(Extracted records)
* * * * * * * * *

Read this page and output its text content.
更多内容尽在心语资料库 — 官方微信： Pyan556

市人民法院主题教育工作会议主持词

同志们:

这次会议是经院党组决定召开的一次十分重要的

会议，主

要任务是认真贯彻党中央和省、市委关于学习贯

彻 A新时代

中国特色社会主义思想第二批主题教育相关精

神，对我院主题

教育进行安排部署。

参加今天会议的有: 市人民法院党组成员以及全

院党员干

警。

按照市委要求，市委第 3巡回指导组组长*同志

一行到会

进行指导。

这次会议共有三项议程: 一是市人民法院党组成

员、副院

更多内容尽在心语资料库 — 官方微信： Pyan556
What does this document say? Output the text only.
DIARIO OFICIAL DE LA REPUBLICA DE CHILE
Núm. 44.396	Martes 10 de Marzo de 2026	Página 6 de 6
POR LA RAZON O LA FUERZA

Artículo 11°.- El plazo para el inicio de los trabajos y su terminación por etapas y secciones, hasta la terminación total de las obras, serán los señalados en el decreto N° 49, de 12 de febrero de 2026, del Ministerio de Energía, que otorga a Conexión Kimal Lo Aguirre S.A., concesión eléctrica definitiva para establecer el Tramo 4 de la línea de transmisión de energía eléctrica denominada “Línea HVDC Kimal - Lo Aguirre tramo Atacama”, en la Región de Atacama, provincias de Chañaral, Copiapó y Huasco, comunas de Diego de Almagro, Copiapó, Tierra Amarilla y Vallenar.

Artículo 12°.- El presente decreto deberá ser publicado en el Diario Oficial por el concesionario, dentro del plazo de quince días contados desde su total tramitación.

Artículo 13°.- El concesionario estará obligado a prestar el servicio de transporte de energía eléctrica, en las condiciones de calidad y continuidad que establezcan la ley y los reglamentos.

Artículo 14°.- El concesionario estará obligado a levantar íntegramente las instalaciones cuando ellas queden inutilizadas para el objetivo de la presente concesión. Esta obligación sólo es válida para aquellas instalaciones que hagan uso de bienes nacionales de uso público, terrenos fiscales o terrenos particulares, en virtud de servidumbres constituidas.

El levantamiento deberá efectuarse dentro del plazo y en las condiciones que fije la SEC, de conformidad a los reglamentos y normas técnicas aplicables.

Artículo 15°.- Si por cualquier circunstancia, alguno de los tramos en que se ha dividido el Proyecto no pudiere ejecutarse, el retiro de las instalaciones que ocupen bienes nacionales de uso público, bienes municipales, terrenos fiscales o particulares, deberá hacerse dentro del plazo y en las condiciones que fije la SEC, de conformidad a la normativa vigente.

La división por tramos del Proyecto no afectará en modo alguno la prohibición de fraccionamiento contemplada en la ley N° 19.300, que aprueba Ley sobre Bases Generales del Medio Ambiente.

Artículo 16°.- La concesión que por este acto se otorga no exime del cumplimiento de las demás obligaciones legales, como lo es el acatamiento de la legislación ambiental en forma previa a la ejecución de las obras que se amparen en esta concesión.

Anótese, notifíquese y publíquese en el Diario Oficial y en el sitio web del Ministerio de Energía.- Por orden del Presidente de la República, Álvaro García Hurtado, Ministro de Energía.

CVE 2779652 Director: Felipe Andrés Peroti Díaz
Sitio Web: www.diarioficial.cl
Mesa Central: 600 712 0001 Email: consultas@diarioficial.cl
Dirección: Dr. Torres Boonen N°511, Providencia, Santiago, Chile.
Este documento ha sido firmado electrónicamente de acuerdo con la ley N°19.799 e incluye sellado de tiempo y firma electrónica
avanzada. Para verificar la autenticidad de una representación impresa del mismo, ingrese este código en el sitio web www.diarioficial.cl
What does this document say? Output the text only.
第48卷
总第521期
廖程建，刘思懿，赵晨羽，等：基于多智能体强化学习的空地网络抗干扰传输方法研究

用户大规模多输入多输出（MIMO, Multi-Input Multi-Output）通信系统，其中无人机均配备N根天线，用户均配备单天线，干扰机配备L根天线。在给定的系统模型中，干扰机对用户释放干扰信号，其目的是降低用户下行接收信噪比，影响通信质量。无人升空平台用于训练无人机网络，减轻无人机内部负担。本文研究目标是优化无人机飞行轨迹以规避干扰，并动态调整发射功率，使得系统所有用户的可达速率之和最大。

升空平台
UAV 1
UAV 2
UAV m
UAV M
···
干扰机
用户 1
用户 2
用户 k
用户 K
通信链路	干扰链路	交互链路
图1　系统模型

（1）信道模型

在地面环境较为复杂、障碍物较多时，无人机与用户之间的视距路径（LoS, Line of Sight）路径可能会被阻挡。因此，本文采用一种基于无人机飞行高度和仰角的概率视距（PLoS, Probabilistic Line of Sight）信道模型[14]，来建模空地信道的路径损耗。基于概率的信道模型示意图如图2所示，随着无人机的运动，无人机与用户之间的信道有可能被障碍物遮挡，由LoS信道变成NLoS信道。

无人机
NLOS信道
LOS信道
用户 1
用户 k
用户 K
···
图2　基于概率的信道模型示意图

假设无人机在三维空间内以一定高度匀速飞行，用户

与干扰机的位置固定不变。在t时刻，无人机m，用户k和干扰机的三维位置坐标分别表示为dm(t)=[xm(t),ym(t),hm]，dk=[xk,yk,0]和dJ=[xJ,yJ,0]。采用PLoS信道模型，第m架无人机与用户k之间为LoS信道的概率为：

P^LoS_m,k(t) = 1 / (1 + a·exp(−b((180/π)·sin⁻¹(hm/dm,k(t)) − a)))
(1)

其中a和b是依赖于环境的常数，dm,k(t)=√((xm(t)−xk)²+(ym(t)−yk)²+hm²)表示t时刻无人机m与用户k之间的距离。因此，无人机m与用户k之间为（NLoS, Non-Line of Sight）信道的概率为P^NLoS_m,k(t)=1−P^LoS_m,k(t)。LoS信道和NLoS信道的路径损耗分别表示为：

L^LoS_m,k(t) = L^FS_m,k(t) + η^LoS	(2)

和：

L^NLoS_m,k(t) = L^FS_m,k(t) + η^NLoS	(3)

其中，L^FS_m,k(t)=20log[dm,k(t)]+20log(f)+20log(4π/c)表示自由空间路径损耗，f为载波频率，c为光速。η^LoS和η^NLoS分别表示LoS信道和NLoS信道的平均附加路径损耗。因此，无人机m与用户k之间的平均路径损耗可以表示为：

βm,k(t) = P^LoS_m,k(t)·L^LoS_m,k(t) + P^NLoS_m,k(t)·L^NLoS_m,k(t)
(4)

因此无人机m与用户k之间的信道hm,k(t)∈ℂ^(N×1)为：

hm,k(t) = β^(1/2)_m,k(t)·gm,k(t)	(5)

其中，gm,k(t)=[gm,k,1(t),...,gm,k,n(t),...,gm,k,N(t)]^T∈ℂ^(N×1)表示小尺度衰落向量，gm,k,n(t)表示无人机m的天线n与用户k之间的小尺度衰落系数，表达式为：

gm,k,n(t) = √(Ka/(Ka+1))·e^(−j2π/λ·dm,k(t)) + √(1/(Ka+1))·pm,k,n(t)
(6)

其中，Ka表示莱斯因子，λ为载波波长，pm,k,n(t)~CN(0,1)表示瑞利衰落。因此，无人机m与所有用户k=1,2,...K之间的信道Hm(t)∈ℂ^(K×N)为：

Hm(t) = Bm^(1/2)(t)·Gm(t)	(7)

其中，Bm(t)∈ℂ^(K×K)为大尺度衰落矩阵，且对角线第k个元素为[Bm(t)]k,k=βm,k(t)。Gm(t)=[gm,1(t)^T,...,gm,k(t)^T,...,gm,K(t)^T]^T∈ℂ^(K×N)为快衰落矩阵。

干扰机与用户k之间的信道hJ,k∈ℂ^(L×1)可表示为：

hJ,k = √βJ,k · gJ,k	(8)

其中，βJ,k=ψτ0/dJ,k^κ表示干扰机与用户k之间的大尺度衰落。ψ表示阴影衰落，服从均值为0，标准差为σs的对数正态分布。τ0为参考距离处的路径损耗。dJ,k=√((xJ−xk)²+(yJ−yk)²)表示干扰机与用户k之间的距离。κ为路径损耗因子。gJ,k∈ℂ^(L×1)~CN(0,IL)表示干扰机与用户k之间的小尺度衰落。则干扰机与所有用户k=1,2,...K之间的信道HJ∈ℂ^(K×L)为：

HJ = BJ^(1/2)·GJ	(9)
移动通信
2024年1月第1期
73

* * * * * * * * *

THE REQUEST. Where a line of the data holds "estará", show that line.

COMPLETE OUTPUT.
Artículo 13°.- El concesionario estará obligado a prestar el servicio de transporte de energía eléctrica, en las condiciones de calidad y continuidad que establezcan la ley y los reglamentos.
Artículo 14°.- El concesionario estará obligado a levantar íntegramente las instalaciones cuando ellas queden inutilizadas para el objetivo de la presente concesión. Esta obligación sólo es válida para aquellas instalaciones que hagan uso de bienes nacionales de uso público, terrenos fiscales o terrenos particulares, en virtud de servidumbres constituidas.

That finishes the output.